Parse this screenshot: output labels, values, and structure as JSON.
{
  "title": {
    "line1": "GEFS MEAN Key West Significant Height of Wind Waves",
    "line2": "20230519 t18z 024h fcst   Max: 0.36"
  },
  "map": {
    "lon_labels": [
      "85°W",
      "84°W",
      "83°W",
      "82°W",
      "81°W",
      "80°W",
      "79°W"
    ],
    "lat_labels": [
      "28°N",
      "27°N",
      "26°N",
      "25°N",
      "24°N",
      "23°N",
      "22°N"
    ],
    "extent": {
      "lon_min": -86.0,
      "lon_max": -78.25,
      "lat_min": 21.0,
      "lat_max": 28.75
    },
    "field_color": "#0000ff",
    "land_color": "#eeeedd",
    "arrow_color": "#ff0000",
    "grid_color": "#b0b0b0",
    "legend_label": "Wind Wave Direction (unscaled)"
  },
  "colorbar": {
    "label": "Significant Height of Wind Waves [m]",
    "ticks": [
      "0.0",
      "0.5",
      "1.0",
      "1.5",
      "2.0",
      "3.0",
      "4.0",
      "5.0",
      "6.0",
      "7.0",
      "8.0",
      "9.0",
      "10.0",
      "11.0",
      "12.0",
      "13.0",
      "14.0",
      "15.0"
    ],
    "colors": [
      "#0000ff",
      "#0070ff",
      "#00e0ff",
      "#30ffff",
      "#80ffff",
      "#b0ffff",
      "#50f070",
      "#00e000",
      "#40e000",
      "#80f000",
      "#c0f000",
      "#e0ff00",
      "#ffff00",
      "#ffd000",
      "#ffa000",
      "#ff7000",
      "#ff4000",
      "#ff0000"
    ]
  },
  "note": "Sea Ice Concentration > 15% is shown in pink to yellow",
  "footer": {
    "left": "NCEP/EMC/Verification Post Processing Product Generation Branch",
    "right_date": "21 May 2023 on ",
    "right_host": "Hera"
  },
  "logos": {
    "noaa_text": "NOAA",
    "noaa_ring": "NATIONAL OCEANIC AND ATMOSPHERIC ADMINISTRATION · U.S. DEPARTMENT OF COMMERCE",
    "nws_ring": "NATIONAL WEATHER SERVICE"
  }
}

**REQUIREMENTS:** Quote every line of the data, word for word.

**OUTPUT OF THE TASK:**
Parse this screenshot: output labels, values, and structure as JSON.
{
  "title": {
    "line1": "GEFS MEAN Key West Significant Height of Wind Waves",
    "line2": "20230519 t18z 024h fcst   Max: 0.36"
  },
  "map": {
    "lon_labels": [
      "85°W",
      "84°W",
      "83°W",
      "82°W",
      "81°W",
      "80°W",
      "79°W"
    ],
    "lat_labels": [
      "28°N",
      "27°N",
      "26°N",
      "25°N",
      "24°N",
      "23°N",
      "22°N"
    ],
    "extent": {
      "lon_min": -86.0,
      "lon_max": -78.25,
      "lat_min": 21.0,
      "lat_max": 28.75
    },
    "field_color": "#0000ff",
    "land_color": "#eeeedd",
    "arrow_color": "#ff0000",
    "grid_color": "#b0b0b0",
    "legend_label": "Wind Wave Direction (unscaled)"
  },
  "colorbar": {
    "label": "Significant Height of Wind Waves [m]",
    "ticks": [
      "0.0",
      "0.5",
      "1.0",
      "1.5",
      "2.0",
      "3.0",
      "4.0",
      "5.0",
      "6.0",
      "7.0",
      "8.0",
      "9.0",
      "10.0",
      "11.0",
      "12.0",
      "13.0",
      "14.0",
      "15.0"
    ],
    "colors": [
      "#0000ff",
      "#0070ff",
      "#00e0ff",
      "#30ffff",
      "#80ffff",
      "#b0ffff",
      "#50f070",
      "#00e000",
      "#40e000",
      "#80f000",
      "#c0f000",
      "#e0ff00",
      "#ffff00",
      "#ffd000",
      "#ffa000",
      "#ff7000",
      "#ff4000",
      "#ff0000"
    ]
  },
  "note": "Sea Ice Concentration > 15% is shown in pink to yellow",
  "footer": {
    "left": "NCEP/EMC/Verification Post Processing Product Generation Branch",
    "right_date": "21 May 2023 on ",
    "right_host": "Hera"
  },
  "logos": {
    "noaa_text": "NOAA",
    "noaa_ring": "NATIONAL OCEANIC AND ATMOSPHERIC ADMINISTRATION · U.S. DEPARTMENT OF COMMERCE",
    "nws_ring": "NATIONAL WEATHER SERVICE"
  }
}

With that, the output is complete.